Stored data entries
★ ★ ★ ★

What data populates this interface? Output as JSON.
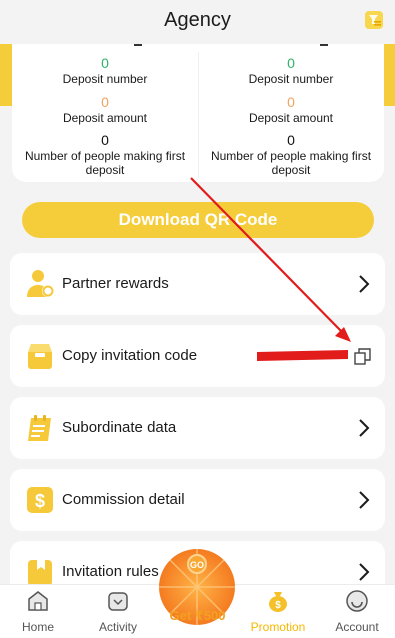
{
  "header": {
    "title": "Agency",
    "action_icon": "report-icon"
  },
  "stats": {
    "left": [
      {
        "value": "0",
        "label": "Deposit number",
        "color": "#2fb36a"
      },
      {
        "value": "0",
        "label": "Deposit amount",
        "color": "#f0a35e"
      },
      {
        "value": "0",
        "label": "Number of people making first deposit",
        "color": "#111111"
      }
    ],
    "right": [
      {
        "value": "0",
        "label": "Deposit number",
        "color": "#2fb36a"
      },
      {
        "value": "0",
        "label": "Deposit amount",
        "color": "#f0a35e"
      },
      {
        "value": "0",
        "label": "Number of people making first deposit",
        "color": "#111111"
      }
    ]
  },
  "download_button": {
    "label": "Download QR Code"
  },
  "menu": [
    {
      "label": "Partner rewards",
      "icon": "partner-icon",
      "action": "chevron"
    },
    {
      "label": "Copy invitation code",
      "icon": "inbox-icon",
      "action": "copy"
    },
    {
      "label": "Subordinate data",
      "icon": "clipboard-icon",
      "action": "chevron"
    },
    {
      "label": "Commission detail",
      "icon": "dollar-icon",
      "action": "chevron"
    },
    {
      "label": "Invitation rules",
      "icon": "bookmark-icon",
      "action": "chevron"
    }
  ],
  "bottom_nav": {
    "items": [
      {
        "label": "Home",
        "icon": "home-icon",
        "active": false
      },
      {
        "label": "Activity",
        "icon": "gift-icon",
        "active": false
      },
      {
        "label": "Promotion",
        "icon": "money-bag-icon",
        "active": true
      },
      {
        "label": "Account",
        "icon": "profile-icon",
        "active": false
      }
    ],
    "spin": {
      "label": "Get ₹500",
      "icon": "wheel-icon"
    }
  },
  "colors": {
    "accent": "#f5cd3a",
    "active_nav": "#f5b800",
    "annotation": "#e21b1b"
  }
}
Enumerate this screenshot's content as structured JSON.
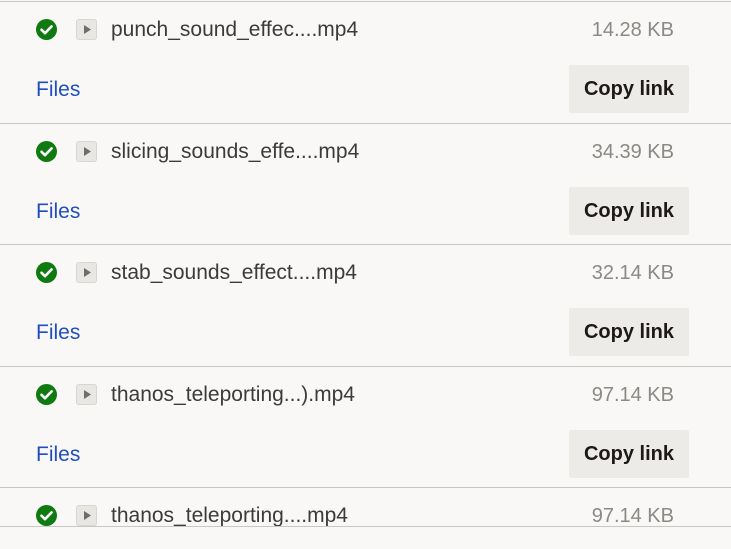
{
  "files": [
    {
      "name": "punch_sound_effec....mp4",
      "size": "14.28 KB",
      "link_label": "Files",
      "button_label": "Copy link"
    },
    {
      "name": "slicing_sounds_effe....mp4",
      "size": "34.39 KB",
      "link_label": "Files",
      "button_label": "Copy link"
    },
    {
      "name": "stab_sounds_effect....mp4",
      "size": "32.14 KB",
      "link_label": "Files",
      "button_label": "Copy link"
    },
    {
      "name": "thanos_teleporting...).mp4",
      "size": "97.14 KB",
      "link_label": "Files",
      "button_label": "Copy link"
    },
    {
      "name": "thanos_teleporting....mp4",
      "size": "97.14 KB"
    }
  ],
  "icons": {
    "status": "check-circle-icon",
    "preview": "play-icon",
    "status_color": "#0f7a0f",
    "link_color": "#1e4fbd"
  }
}
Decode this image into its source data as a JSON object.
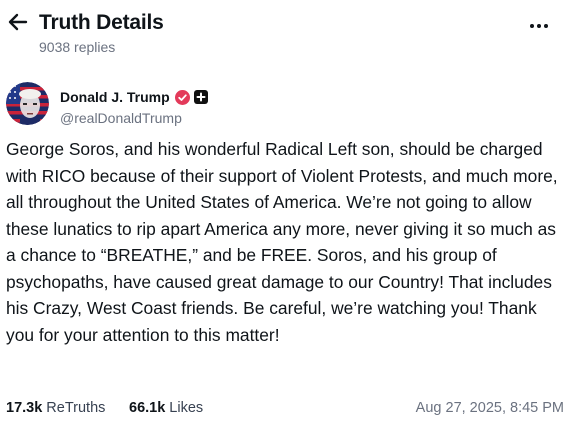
{
  "header": {
    "title": "Truth Details",
    "replies_count": "9038 replies",
    "back_icon": "arrow-left-icon",
    "more_icon": "more-horizontal-icon"
  },
  "author": {
    "name": "Donald J. Trump",
    "handle": "@realDonaldTrump",
    "verified_icon": "verified-check-icon",
    "badge_icon": "plus-badge-icon"
  },
  "post": {
    "text": "George Soros, and his wonderful Radical Left son, should be charged with RICO because of their support of Violent Protests, and much more, all throughout the United States of America. We’re not going to allow these lunatics to rip apart America any more, never giving it so much as a chance to “BREATHE,” and be FREE. Soros, and his group of psychopaths, have caused great damage to our Country! That includes his Crazy, West Coast friends. Be careful, we’re watching you! Thank you for your attention to this matter!"
  },
  "stats": {
    "retruths_count": "17.3k",
    "retruths_label": "ReTruths",
    "likes_count": "66.1k",
    "likes_label": "Likes",
    "timestamp": "Aug 27, 2025, 8:45 PM"
  },
  "colors": {
    "text": "#0f1419",
    "muted": "#6b7280",
    "verified": "#e33a5a",
    "badge": "#111111"
  }
}
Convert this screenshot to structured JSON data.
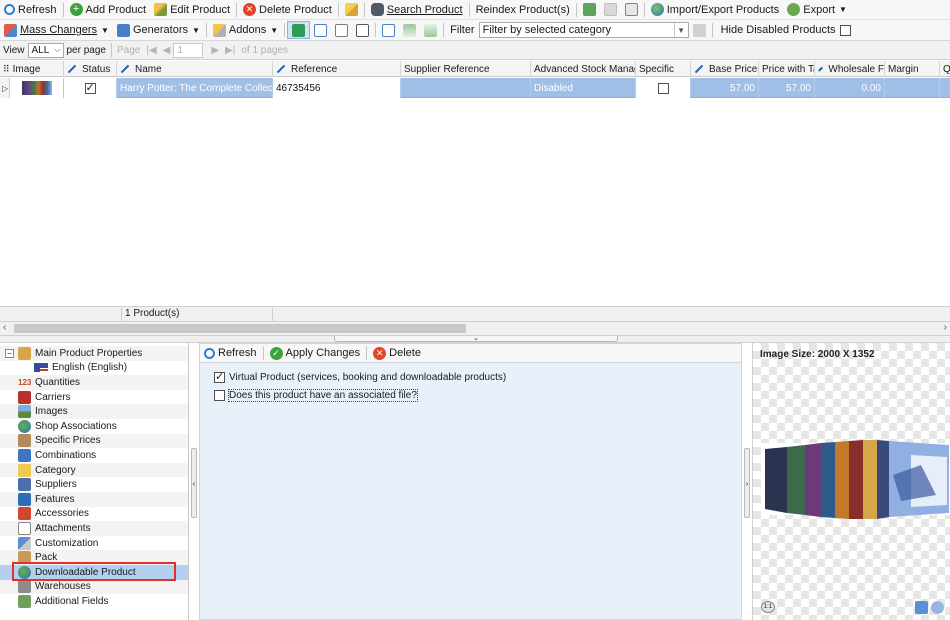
{
  "toolbar1": {
    "refresh": "Refresh",
    "add_product": "Add Product",
    "edit_product": "Edit Product",
    "delete_product": "Delete Product",
    "search_product": "Search Product",
    "reindex": "Reindex Product(s)",
    "import_export": "Import/Export Products",
    "export": "Export"
  },
  "toolbar2": {
    "mass_changers": "Mass Changers",
    "generators": "Generators",
    "addons": "Addons",
    "filter_label": "Filter",
    "filter_value": "Filter by selected category",
    "hide_disabled": "Hide Disabled Products"
  },
  "toolbar3": {
    "view_label": "View",
    "view_value": "ALL",
    "per_page": "per page",
    "page_label": "Page",
    "page_value": "1",
    "of_pages": "of 1 pages"
  },
  "grid": {
    "headers": {
      "image": "Image",
      "status": "Status",
      "name": "Name",
      "reference": "Reference",
      "supplier_reference": "Supplier Reference",
      "advanced_stock": "Advanced Stock Manage",
      "specific": "Specific",
      "base_price": "Base Price",
      "price_with_tax": "Price with Ta",
      "wholesale": "Wholesale F",
      "margin": "Margin",
      "q": "Q"
    },
    "row": {
      "name": "Harry Potter: The Complete Collection",
      "reference": "46735456",
      "advanced_stock": "Disabled",
      "base_price": "57.00",
      "price_with_tax": "57.00",
      "wholesale": "0.00"
    },
    "count": "1 Product(s)"
  },
  "tree": {
    "items": [
      "Main Product Properties",
      "English (English)",
      "Quantities",
      "Carriers",
      "Images",
      "Shop Associations",
      "Specific Prices",
      "Combinations",
      "Category",
      "Suppliers",
      "Features",
      "Accessories",
      "Attachments",
      "Customization",
      "Pack",
      "Downloadable Product",
      "Warehouses",
      "Additional Fields"
    ],
    "quantities_badge": "123",
    "selected": "Downloadable Product"
  },
  "detail": {
    "refresh": "Refresh",
    "apply": "Apply Changes",
    "delete": "Delete",
    "virtual_label": "Virtual Product (services, booking and downloadable products)",
    "virtual_checked": true,
    "file_label": "Does this product have an associated file?",
    "file_checked": false
  },
  "image_panel": {
    "size_text": "Image Size: 2000 X 1352",
    "zoom_badge": "1:1"
  },
  "colors": {
    "selection": "#9fbfe6",
    "highlight_border": "#e0302a",
    "accent_blue": "#1f5fb5"
  }
}
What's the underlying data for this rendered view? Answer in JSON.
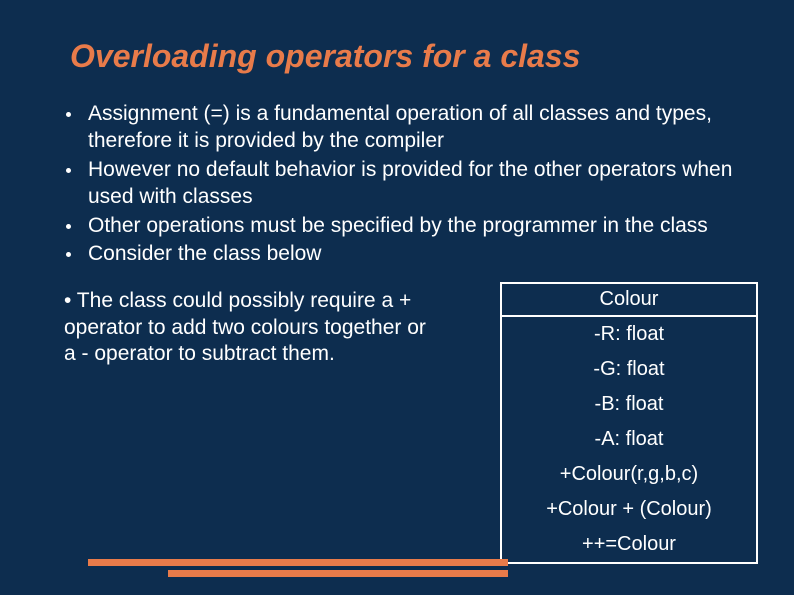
{
  "title": "Overloading operators for a class",
  "bullets": [
    "Assignment (=) is a fundamental operation of all classes and types, therefore it is provided by the compiler",
    "However no default behavior is provided for the other operators when used with classes",
    "Other operations must be specified by the programmer in the class",
    "Consider the class below"
  ],
  "paragraph": "• The class could possibly require a + operator to add two colours together or a - operator to subtract them.",
  "classBox": {
    "name": "Colour",
    "rows": [
      "-R: float",
      "-G: float",
      "-B: float",
      "-A: float",
      "+Colour(r,g,b,c)",
      "+Colour + (Colour)",
      "++=Colour"
    ]
  }
}
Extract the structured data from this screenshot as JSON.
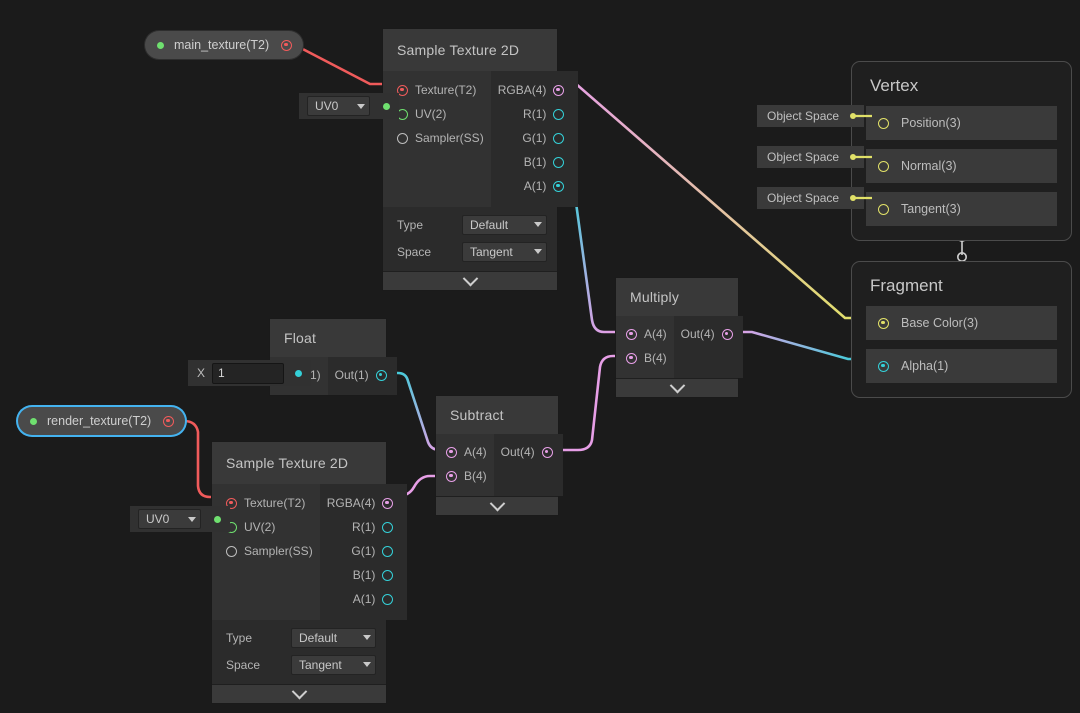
{
  "graph": {
    "background": "#1b1b1b",
    "accent_selected": "#44b3f0"
  },
  "properties": [
    {
      "name": "main_texture(T2)",
      "selected": false
    },
    {
      "name": "render_texture(T2)",
      "selected": true
    }
  ],
  "uv_widgets": [
    {
      "value": "UV0"
    },
    {
      "value": "UV0"
    }
  ],
  "nodes": {
    "sample_texture_top": {
      "title": "Sample Texture 2D",
      "inputs": [
        {
          "label": "Texture(T2)",
          "type": "texture",
          "connected": true
        },
        {
          "label": "UV(2)",
          "type": "uv",
          "connected": false
        },
        {
          "label": "Sampler(SS)",
          "type": "sampler",
          "connected": false
        }
      ],
      "outputs": [
        {
          "label": "RGBA(4)",
          "type": "vector4",
          "connected": true
        },
        {
          "label": "R(1)",
          "type": "vector1",
          "connected": false
        },
        {
          "label": "G(1)",
          "type": "vector1",
          "connected": false
        },
        {
          "label": "B(1)",
          "type": "vector1",
          "connected": false
        },
        {
          "label": "A(1)",
          "type": "vector1",
          "connected": true
        }
      ],
      "settings": [
        {
          "label": "Type",
          "value": "Default"
        },
        {
          "label": "Space",
          "value": "Tangent"
        }
      ]
    },
    "sample_texture_bottom": {
      "title": "Sample Texture 2D",
      "inputs": [
        {
          "label": "Texture(T2)",
          "type": "texture",
          "connected": true
        },
        {
          "label": "UV(2)",
          "type": "uv",
          "connected": false
        },
        {
          "label": "Sampler(SS)",
          "type": "sampler",
          "connected": false
        }
      ],
      "outputs": [
        {
          "label": "RGBA(4)",
          "type": "vector4",
          "connected": true
        },
        {
          "label": "R(1)",
          "type": "vector1",
          "connected": false
        },
        {
          "label": "G(1)",
          "type": "vector1",
          "connected": false
        },
        {
          "label": "B(1)",
          "type": "vector1",
          "connected": false
        },
        {
          "label": "A(1)",
          "type": "vector1",
          "connected": false
        }
      ],
      "settings": [
        {
          "label": "Type",
          "value": "Default"
        },
        {
          "label": "Space",
          "value": "Tangent"
        }
      ]
    },
    "float": {
      "title": "Float",
      "inputs": [
        {
          "label": "X(1)",
          "type": "vector1",
          "connected": false
        }
      ],
      "outputs": [
        {
          "label": "Out(1)",
          "type": "vector1",
          "connected": true
        }
      ],
      "field": {
        "label": "X",
        "value": "1"
      }
    },
    "subtract": {
      "title": "Subtract",
      "inputs": [
        {
          "label": "A(4)",
          "type": "vector4",
          "connected": true
        },
        {
          "label": "B(4)",
          "type": "vector4",
          "connected": true
        }
      ],
      "outputs": [
        {
          "label": "Out(4)",
          "type": "vector4",
          "connected": true
        }
      ]
    },
    "multiply": {
      "title": "Multiply",
      "inputs": [
        {
          "label": "A(4)",
          "type": "vector4",
          "connected": true
        },
        {
          "label": "B(4)",
          "type": "vector4",
          "connected": true
        }
      ],
      "outputs": [
        {
          "label": "Out(4)",
          "type": "vector4",
          "connected": true
        }
      ]
    }
  },
  "master_stack": {
    "vertex": {
      "title": "Vertex",
      "blocks": [
        {
          "label": "Position(3)",
          "space": "Object Space"
        },
        {
          "label": "Normal(3)",
          "space": "Object Space"
        },
        {
          "label": "Tangent(3)",
          "space": "Object Space"
        }
      ]
    },
    "fragment": {
      "title": "Fragment",
      "blocks": [
        {
          "label": "Base Color(3)",
          "slot": "vector3"
        },
        {
          "label": "Alpha(1)",
          "slot": "vector1"
        }
      ]
    }
  },
  "wire_colors": {
    "texture": "#f05b5b",
    "uv": "#6fe06f",
    "vector4": "#e79fe7",
    "vector1": "#34d0d8",
    "vector3": "#e1e168"
  }
}
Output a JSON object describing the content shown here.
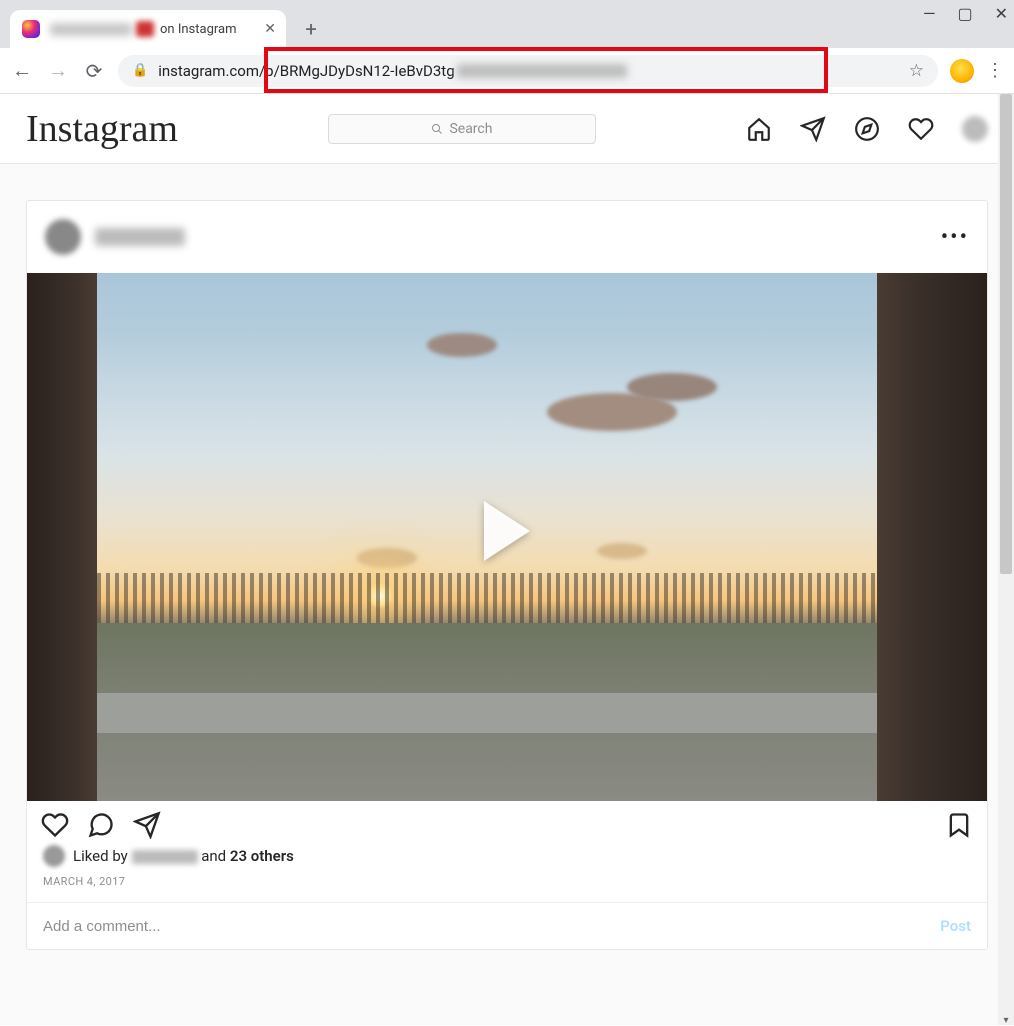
{
  "browser": {
    "tab_suffix": "on Instagram",
    "new_tab": "+",
    "window_controls": {
      "minimize": "—",
      "maximize": "▢",
      "close": "✕"
    },
    "nav": {
      "back": "←",
      "forward": "→",
      "reload": "⟳"
    },
    "url_visible": "instagram.com/p/BRMgJDyDsN12-IeBvD3tg",
    "lock": "🔒",
    "star": "☆",
    "kebab": "⋮"
  },
  "instagram": {
    "logo_text": "Instagram",
    "search_placeholder": "Search",
    "nav_icons": [
      "home-icon",
      "send-icon",
      "explore-icon",
      "heart-icon",
      "avatar"
    ]
  },
  "post": {
    "more": "•••",
    "actions": [
      "heart-icon",
      "comment-icon",
      "send-icon",
      "bookmark-icon"
    ],
    "likes_prefix": "Liked by",
    "likes_and": "and",
    "likes_others": "23 others",
    "date": "MARCH 4, 2017",
    "comment_placeholder": "Add a comment...",
    "post_button": "Post"
  }
}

★ ★ ★ ★

What this task involves ▸ Check every line of the data, and copy the ones that contain "Disabled".

Response to the task ▸
    "hide_disabled": "Hide Disabled Products"
      "advanced_stock": "Disabled",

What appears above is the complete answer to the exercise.